***** LISTING

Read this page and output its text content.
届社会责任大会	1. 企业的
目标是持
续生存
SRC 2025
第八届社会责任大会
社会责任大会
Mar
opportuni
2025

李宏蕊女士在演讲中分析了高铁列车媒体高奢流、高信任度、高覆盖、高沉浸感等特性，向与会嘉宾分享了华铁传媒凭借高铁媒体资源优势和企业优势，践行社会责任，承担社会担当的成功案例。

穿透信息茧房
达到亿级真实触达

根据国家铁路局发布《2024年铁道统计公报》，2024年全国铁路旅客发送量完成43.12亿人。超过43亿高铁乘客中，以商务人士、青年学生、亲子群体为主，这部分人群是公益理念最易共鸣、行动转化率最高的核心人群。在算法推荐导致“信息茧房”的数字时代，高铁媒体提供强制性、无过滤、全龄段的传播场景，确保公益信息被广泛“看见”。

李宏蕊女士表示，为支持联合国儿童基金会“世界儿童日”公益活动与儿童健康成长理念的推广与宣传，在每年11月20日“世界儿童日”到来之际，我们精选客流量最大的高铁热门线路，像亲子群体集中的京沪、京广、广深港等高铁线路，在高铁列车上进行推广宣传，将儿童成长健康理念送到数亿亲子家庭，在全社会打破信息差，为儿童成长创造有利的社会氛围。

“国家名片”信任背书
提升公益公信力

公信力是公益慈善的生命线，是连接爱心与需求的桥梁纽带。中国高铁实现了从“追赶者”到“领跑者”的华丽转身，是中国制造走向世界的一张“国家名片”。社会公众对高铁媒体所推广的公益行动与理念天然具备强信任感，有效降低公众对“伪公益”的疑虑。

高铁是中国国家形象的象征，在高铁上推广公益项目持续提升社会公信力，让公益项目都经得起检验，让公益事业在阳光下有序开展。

**********

DIRECTIVE
From the first line to the last, please quote the material above exactly.

CORRECT RESPONSE
Read this page and output its text content.
届社会责任大会	1. 企业的
目标是持
续生存
SRC 2025
第八届社会责任大会
社会责任大会
Mar
opportuni
2025

李宏蕊女士在演讲中分析了高铁列车媒体高奢流、高信任度、高覆盖、高沉浸感等特性，向与会嘉宾分享了华铁传媒凭借高铁媒体资源优势和企业优势，践行社会责任，承担社会担当的成功案例。

穿透信息茧房
达到亿级真实触达

根据国家铁路局发布《2024年铁道统计公报》，2024年全国铁路旅客发送量完成43.12亿人。超过43亿高铁乘客中，以商务人士、青年学生、亲子群体为主，这部分人群是公益理念最易共鸣、行动转化率最高的核心人群。在算法推荐导致“信息茧房”的数字时代，高铁媒体提供强制性、无过滤、全龄段的传播场景，确保公益信息被广泛“看见”。

李宏蕊女士表示，为支持联合国儿童基金会“世界儿童日”公益活动与儿童健康成长理念的推广与宣传，在每年11月20日“世界儿童日”到来之际，我们精选客流量最大的高铁热门线路，像亲子群体集中的京沪、京广、广深港等高铁线路，在高铁列车上进行推广宣传，将儿童成长健康理念送到数亿亲子家庭，在全社会打破信息差，为儿童成长创造有利的社会氛围。

“国家名片”信任背书
提升公益公信力

公信力是公益慈善的生命线，是连接爱心与需求的桥梁纽带。中国高铁实现了从“追赶者”到“领跑者”的华丽转身，是中国制造走向世界的一张“国家名片”。社会公众对高铁媒体所推广的公益行动与理念天然具备强信任感，有效降低公众对“伪公益”的疑虑。

高铁是中国国家形象的象征，在高铁上推广公益项目持续提升社会公信力，让公益项目都经得起检验，让公益事业在阳光下有序开展。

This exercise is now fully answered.